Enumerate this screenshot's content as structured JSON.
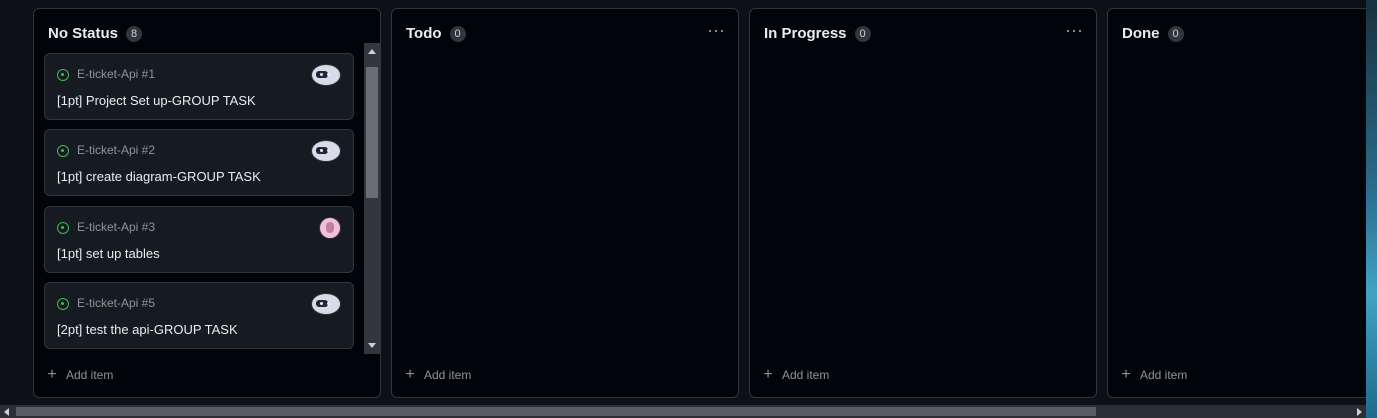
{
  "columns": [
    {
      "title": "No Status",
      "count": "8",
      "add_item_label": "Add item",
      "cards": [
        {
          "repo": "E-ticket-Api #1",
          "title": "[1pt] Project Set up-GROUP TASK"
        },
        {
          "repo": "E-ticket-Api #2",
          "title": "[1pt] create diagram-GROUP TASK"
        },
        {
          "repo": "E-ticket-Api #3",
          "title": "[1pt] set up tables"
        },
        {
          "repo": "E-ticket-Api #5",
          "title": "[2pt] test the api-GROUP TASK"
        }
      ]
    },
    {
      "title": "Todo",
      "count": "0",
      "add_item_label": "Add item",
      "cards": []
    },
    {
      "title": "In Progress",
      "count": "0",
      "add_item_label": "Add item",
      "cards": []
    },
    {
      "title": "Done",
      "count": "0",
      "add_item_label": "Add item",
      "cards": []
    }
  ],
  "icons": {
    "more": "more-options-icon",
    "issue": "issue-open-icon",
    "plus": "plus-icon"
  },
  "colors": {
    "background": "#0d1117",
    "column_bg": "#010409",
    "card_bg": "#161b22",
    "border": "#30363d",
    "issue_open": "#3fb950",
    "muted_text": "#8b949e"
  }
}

Exercise
Strip out the pictures and quote the remaining data word for word.

Response
Enumerate this screenshot's content as structured JSON.
{
  "columns": [
    {
      "title": "No Status",
      "count": "8",
      "add_item_label": "Add item",
      "cards": [
        {
          "repo": "E-ticket-Api #1",
          "title": "[1pt] Project Set up-GROUP TASK"
        },
        {
          "repo": "E-ticket-Api #2",
          "title": "[1pt] create diagram-GROUP TASK"
        },
        {
          "repo": "E-ticket-Api #3",
          "title": "[1pt] set up tables"
        },
        {
          "repo": "E-ticket-Api #5",
          "title": "[2pt] test the api-GROUP TASK"
        }
      ]
    },
    {
      "title": "Todo",
      "count": "0",
      "add_item_label": "Add item",
      "cards": []
    },
    {
      "title": "In Progress",
      "count": "0",
      "add_item_label": "Add item",
      "cards": []
    },
    {
      "title": "Done",
      "count": "0",
      "add_item_label": "Add item",
      "cards": []
    }
  ],
  "icons": {
    "more": "more-options-icon",
    "issue": "issue-open-icon",
    "plus": "plus-icon"
  },
  "colors": {
    "background": "#0d1117",
    "column_bg": "#010409",
    "card_bg": "#161b22",
    "border": "#30363d",
    "issue_open": "#3fb950",
    "muted_text": "#8b949e"
  }
}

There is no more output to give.